» WRITTEN TASK: Extract each line of the data and write it out again exactly.

» EXERCISE DATA:
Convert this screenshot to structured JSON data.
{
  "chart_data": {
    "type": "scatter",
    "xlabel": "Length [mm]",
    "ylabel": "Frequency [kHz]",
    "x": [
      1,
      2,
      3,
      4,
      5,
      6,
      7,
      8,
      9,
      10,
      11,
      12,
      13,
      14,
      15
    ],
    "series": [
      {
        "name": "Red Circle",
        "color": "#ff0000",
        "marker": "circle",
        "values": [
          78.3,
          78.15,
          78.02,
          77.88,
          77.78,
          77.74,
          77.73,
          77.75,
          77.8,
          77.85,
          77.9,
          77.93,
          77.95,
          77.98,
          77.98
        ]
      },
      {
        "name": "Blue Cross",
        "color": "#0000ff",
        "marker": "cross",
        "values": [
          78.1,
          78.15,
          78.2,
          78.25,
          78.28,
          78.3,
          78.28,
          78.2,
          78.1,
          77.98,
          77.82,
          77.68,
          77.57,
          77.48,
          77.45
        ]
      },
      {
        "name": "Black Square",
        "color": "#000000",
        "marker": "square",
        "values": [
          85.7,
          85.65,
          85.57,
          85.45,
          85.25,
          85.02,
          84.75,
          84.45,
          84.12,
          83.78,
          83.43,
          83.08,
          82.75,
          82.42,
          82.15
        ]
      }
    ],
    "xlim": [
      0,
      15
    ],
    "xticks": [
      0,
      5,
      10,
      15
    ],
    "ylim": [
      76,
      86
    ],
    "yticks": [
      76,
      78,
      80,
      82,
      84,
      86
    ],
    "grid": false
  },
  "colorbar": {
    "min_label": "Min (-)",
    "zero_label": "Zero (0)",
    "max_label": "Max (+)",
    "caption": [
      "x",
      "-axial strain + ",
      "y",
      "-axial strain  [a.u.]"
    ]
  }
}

» RESULT:
Convert this screenshot to structured JSON data.
{
  "chart_data": {
    "type": "scatter",
    "xlabel": "Length [mm]",
    "ylabel": "Frequency [kHz]",
    "x": [
      1,
      2,
      3,
      4,
      5,
      6,
      7,
      8,
      9,
      10,
      11,
      12,
      13,
      14,
      15
    ],
    "series": [
      {
        "name": "Red Circle",
        "color": "#ff0000",
        "marker": "circle",
        "values": [
          78.3,
          78.15,
          78.02,
          77.88,
          77.78,
          77.74,
          77.73,
          77.75,
          77.8,
          77.85,
          77.9,
          77.93,
          77.95,
          77.98,
          77.98
        ]
      },
      {
        "name": "Blue Cross",
        "color": "#0000ff",
        "marker": "cross",
        "values": [
          78.1,
          78.15,
          78.2,
          78.25,
          78.28,
          78.3,
          78.28,
          78.2,
          78.1,
          77.98,
          77.82,
          77.68,
          77.57,
          77.48,
          77.45
        ]
      },
      {
        "name": "Black Square",
        "color": "#000000",
        "marker": "square",
        "values": [
          85.7,
          85.65,
          85.57,
          85.45,
          85.25,
          85.02,
          84.75,
          84.45,
          84.12,
          83.78,
          83.43,
          83.08,
          82.75,
          82.42,
          82.15
        ]
      }
    ],
    "xlim": [
      0,
      15
    ],
    "xticks": [
      0,
      5,
      10,
      15
    ],
    "ylim": [
      76,
      86
    ],
    "yticks": [
      76,
      78,
      80,
      82,
      84,
      86
    ],
    "grid": false
  },
  "colorbar": {
    "min_label": "Min (-)",
    "zero_label": "Zero (0)",
    "max_label": "Max (+)",
    "caption": [
      "x",
      "-axial strain + ",
      "y",
      "-axial strain  [a.u.]"
    ]
  }
}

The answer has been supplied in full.